▸ GIVEN TASK: Locate the word "true" in the material, then show every line that holds it.

▸ PROVIDED ENTRIES:
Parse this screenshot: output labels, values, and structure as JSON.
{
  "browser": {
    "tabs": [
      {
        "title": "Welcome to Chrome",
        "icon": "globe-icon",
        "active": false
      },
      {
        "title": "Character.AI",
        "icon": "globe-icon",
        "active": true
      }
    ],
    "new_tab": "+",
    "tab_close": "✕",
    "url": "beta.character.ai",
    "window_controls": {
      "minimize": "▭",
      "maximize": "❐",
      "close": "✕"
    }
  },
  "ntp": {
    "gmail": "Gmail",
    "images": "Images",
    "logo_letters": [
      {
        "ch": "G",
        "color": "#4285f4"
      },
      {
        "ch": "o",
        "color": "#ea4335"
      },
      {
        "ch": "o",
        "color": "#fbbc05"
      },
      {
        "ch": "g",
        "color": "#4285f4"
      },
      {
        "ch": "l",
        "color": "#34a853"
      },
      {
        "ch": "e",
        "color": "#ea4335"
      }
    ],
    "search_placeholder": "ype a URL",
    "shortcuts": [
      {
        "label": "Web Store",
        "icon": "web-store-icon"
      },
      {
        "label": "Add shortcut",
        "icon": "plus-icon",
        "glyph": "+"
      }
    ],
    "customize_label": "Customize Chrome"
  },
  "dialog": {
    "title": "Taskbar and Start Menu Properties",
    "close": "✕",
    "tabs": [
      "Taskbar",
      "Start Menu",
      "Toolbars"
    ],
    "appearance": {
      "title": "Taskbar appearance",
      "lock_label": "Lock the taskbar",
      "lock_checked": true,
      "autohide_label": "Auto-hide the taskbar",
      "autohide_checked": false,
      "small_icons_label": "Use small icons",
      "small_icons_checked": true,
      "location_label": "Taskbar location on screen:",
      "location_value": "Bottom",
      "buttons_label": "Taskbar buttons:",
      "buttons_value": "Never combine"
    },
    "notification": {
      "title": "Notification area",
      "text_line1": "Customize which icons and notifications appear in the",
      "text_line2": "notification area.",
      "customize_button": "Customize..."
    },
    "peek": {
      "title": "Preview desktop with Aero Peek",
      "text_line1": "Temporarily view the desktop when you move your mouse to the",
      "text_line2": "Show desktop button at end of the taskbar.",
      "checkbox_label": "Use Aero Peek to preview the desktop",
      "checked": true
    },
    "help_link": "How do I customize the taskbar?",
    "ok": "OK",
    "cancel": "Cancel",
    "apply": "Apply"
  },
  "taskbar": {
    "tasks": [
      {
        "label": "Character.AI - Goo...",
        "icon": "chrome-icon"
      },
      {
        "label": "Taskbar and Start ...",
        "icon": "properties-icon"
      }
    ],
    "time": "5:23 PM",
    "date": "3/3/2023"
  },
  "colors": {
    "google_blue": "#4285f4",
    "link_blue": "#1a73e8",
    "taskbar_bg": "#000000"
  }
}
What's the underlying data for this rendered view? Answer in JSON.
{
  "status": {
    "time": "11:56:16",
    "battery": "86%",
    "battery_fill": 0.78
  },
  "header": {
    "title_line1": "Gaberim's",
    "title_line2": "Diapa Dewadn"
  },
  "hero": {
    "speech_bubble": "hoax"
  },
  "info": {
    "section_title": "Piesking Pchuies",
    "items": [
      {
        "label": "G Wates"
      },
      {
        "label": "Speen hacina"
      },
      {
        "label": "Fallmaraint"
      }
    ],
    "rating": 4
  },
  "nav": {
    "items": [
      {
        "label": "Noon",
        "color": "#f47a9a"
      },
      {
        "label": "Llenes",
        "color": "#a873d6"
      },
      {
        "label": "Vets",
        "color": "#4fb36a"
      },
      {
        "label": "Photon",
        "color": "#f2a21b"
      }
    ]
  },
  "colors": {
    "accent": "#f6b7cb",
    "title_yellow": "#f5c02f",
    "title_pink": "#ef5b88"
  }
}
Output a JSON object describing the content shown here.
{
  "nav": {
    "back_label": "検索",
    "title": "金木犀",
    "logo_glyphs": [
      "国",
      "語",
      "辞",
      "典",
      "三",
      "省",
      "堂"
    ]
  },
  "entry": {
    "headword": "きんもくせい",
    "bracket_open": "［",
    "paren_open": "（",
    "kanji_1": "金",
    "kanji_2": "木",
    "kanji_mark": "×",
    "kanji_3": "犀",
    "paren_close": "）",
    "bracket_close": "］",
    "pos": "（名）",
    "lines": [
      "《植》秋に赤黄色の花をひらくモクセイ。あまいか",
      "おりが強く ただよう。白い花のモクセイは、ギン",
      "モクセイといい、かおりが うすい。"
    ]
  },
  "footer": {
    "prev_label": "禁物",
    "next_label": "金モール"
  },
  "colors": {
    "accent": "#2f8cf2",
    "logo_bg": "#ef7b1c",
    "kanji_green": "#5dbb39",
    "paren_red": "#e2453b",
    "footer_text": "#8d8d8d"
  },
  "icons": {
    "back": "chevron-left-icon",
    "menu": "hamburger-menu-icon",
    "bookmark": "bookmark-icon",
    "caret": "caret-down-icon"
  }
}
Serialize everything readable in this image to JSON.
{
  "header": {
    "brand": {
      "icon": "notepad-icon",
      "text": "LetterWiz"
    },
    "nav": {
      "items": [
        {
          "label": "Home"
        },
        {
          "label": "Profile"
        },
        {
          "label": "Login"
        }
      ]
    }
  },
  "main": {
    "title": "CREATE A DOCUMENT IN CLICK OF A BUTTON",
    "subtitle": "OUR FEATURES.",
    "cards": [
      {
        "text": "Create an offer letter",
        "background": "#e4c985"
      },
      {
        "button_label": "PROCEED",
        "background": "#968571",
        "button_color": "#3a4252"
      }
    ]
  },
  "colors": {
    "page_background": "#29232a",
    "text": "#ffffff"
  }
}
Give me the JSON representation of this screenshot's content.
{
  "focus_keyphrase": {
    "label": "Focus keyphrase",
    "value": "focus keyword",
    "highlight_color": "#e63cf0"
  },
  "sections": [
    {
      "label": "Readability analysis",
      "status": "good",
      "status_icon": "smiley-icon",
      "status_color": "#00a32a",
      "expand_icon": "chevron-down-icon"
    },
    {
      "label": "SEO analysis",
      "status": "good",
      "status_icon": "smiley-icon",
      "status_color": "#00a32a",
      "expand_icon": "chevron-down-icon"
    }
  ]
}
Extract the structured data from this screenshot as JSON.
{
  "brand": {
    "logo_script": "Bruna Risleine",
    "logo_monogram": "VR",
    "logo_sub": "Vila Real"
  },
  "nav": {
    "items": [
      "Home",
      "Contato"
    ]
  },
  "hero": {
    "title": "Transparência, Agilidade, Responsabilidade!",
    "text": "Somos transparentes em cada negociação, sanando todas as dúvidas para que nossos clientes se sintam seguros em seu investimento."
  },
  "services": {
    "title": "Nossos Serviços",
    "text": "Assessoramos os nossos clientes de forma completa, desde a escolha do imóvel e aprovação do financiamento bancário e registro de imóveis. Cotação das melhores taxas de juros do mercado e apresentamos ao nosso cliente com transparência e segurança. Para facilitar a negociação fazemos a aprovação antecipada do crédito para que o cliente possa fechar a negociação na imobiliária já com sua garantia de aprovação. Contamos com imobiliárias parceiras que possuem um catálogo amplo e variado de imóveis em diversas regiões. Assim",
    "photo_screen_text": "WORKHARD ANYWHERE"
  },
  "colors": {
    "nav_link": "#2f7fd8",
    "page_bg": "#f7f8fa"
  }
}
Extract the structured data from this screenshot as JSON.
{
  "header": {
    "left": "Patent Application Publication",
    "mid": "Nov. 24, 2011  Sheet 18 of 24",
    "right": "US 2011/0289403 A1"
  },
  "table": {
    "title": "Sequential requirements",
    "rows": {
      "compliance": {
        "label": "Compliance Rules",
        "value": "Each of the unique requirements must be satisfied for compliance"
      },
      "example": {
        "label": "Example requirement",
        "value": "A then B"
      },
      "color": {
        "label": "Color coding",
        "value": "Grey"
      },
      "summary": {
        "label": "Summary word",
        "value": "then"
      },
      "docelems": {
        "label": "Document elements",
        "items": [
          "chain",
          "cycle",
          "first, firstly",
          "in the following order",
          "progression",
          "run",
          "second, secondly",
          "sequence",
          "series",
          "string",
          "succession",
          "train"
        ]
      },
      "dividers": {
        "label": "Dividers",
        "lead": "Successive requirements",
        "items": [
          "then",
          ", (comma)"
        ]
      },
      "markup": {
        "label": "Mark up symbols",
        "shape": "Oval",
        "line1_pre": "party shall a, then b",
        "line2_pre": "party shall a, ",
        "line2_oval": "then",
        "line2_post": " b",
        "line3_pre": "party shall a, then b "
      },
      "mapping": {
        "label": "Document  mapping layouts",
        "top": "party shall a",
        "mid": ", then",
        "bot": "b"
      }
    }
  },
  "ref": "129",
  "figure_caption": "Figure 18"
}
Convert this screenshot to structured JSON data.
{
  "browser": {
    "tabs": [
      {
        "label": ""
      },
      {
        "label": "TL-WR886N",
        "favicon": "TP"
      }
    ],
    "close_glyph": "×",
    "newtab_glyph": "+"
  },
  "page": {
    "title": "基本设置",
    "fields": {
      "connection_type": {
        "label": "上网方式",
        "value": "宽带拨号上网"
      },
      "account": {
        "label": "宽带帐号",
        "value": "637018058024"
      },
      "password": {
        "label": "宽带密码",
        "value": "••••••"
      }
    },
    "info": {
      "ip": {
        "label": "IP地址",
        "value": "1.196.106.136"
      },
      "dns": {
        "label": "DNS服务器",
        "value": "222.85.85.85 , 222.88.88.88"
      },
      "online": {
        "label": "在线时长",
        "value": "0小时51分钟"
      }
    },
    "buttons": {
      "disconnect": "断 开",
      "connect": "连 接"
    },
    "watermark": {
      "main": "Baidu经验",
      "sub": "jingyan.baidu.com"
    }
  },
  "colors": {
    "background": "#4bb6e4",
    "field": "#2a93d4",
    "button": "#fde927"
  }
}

▸ CORRECT RESPONSE:
        "active": true
      "lock_checked": true,
      "small_icons_checked": true,
      "checked": true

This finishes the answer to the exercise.